Return every line of the records below word for word, keeping their original order.
[BEGIN Information provided]
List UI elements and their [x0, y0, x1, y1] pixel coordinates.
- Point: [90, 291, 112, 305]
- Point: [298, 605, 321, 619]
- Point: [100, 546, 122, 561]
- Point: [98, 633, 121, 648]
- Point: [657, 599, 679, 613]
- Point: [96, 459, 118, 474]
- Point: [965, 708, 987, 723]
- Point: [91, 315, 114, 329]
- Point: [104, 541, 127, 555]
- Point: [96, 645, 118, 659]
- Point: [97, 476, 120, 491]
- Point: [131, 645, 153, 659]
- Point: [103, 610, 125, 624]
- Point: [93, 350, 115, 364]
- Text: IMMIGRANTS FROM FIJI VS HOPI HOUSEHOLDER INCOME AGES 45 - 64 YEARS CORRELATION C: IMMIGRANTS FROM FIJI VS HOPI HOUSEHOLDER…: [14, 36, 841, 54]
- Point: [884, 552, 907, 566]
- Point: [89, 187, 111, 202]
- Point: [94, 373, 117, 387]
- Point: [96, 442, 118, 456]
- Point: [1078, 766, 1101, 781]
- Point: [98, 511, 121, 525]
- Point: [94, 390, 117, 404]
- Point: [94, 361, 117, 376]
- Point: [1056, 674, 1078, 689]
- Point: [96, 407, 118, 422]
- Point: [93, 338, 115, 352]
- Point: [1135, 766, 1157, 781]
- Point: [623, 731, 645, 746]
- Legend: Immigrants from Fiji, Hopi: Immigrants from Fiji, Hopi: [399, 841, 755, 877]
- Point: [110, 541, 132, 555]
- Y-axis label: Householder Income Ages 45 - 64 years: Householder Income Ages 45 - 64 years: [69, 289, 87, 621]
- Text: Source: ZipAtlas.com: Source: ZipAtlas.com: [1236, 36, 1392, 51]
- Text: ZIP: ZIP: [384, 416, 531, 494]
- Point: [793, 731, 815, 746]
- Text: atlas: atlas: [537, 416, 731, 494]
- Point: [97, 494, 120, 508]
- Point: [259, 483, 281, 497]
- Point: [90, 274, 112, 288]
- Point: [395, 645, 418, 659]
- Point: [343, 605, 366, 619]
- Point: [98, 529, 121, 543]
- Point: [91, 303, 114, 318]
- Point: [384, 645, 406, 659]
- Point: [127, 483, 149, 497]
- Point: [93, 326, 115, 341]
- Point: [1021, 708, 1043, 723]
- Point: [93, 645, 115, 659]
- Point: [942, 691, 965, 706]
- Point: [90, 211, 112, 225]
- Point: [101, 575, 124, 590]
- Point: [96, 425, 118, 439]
[END Information provided]
* The completed task *
List UI elements and their [x0, y0, x1, y1] pixel coordinates.
- Point: [90, 291, 112, 305]
- Point: [298, 605, 321, 619]
- Point: [100, 546, 122, 561]
- Point: [98, 633, 121, 648]
- Point: [657, 599, 679, 613]
- Point: [96, 459, 118, 474]
- Point: [965, 708, 987, 723]
- Point: [91, 315, 114, 329]
- Point: [104, 541, 127, 555]
- Point: [96, 645, 118, 659]
- Point: [97, 476, 120, 491]
- Point: [131, 645, 153, 659]
- Point: [103, 610, 125, 624]
- Point: [93, 350, 115, 364]
- Text: IMMIGRANTS FROM FIJI VS HOPI HOUSEHOLDER INCOME AGES 45 - 64 YEARS CORRELATION C: IMMIGRANTS FROM FIJI VS HOPI HOUSEHOLDER…: [14, 36, 841, 54]
- Point: [884, 552, 907, 566]
- Point: [89, 187, 111, 202]
- Point: [94, 373, 117, 387]
- Point: [96, 442, 118, 456]
- Point: [1078, 766, 1101, 781]
- Point: [98, 511, 121, 525]
- Point: [94, 390, 117, 404]
- Point: [94, 361, 117, 376]
- Point: [1056, 674, 1078, 689]
- Point: [96, 407, 118, 422]
- Point: [93, 338, 115, 352]
- Point: [1135, 766, 1157, 781]
- Point: [623, 731, 645, 746]
- Legend: Immigrants from Fiji, Hopi: Immigrants from Fiji, Hopi: [399, 841, 755, 877]
- Point: [110, 541, 132, 555]
- Y-axis label: Householder Income Ages 45 - 64 years: Householder Income Ages 45 - 64 years: [69, 289, 87, 621]
- Text: Source: ZipAtlas.com: Source: ZipAtlas.com: [1236, 36, 1392, 51]
- Text: ZIP: ZIP: [384, 416, 531, 494]
- Point: [793, 731, 815, 746]
- Text: atlas: atlas: [537, 416, 731, 494]
- Point: [97, 494, 120, 508]
- Point: [259, 483, 281, 497]
- Point: [90, 274, 112, 288]
- Point: [395, 645, 418, 659]
- Point: [343, 605, 366, 619]
- Point: [98, 529, 121, 543]
- Point: [91, 303, 114, 318]
- Point: [384, 645, 406, 659]
- Point: [127, 483, 149, 497]
- Point: [93, 326, 115, 341]
- Point: [1021, 708, 1043, 723]
- Point: [93, 645, 115, 659]
- Point: [942, 691, 965, 706]
- Point: [90, 211, 112, 225]
- Point: [101, 575, 124, 590]
- Point: [96, 425, 118, 439]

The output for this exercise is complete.